» **EXERCISE PROMPT**
Write out all of the data without omission, exactly as shown.

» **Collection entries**

........

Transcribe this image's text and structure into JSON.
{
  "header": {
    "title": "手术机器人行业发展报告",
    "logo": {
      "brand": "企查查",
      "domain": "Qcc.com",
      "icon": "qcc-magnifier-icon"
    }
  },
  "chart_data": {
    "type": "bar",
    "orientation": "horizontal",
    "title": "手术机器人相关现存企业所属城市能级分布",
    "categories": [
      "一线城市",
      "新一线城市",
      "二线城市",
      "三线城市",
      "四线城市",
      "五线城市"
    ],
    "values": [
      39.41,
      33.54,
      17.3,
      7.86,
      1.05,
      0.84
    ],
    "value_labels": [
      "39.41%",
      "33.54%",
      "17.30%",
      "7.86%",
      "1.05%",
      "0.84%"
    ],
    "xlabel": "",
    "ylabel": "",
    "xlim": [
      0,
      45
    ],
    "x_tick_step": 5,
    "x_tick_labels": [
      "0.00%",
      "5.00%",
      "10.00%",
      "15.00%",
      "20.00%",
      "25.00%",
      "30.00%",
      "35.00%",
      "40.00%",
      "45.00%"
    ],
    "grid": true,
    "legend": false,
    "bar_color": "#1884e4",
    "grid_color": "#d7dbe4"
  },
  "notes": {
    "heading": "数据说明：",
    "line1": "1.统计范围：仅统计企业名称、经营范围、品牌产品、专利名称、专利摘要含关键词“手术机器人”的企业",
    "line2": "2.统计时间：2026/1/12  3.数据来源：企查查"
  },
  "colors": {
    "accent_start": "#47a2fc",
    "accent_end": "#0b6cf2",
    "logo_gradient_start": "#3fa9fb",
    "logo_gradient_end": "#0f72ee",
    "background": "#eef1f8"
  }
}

........

» **TASK ANSWER**
Transcribe this image's text and structure into JSON.
{
  "header": {
    "title": "手术机器人行业发展报告",
    "logo": {
      "brand": "企查查",
      "domain": "Qcc.com",
      "icon": "qcc-magnifier-icon"
    }
  },
  "chart_data": {
    "type": "bar",
    "orientation": "horizontal",
    "title": "手术机器人相关现存企业所属城市能级分布",
    "categories": [
      "一线城市",
      "新一线城市",
      "二线城市",
      "三线城市",
      "四线城市",
      "五线城市"
    ],
    "values": [
      39.41,
      33.54,
      17.3,
      7.86,
      1.05,
      0.84
    ],
    "value_labels": [
      "39.41%",
      "33.54%",
      "17.30%",
      "7.86%",
      "1.05%",
      "0.84%"
    ],
    "xlabel": "",
    "ylabel": "",
    "xlim": [
      0,
      45
    ],
    "x_tick_step": 5,
    "x_tick_labels": [
      "0.00%",
      "5.00%",
      "10.00%",
      "15.00%",
      "20.00%",
      "25.00%",
      "30.00%",
      "35.00%",
      "40.00%",
      "45.00%"
    ],
    "grid": true,
    "legend": false,
    "bar_color": "#1884e4",
    "grid_color": "#d7dbe4"
  },
  "notes": {
    "heading": "数据说明：",
    "line1": "1.统计范围：仅统计企业名称、经营范围、品牌产品、专利名称、专利摘要含关键词“手术机器人”的企业",
    "line2": "2.统计时间：2026/1/12  3.数据来源：企查查"
  },
  "colors": {
    "accent_start": "#47a2fc",
    "accent_end": "#0b6cf2",
    "logo_gradient_start": "#3fa9fb",
    "logo_gradient_end": "#0f72ee",
    "background": "#eef1f8"
  }
}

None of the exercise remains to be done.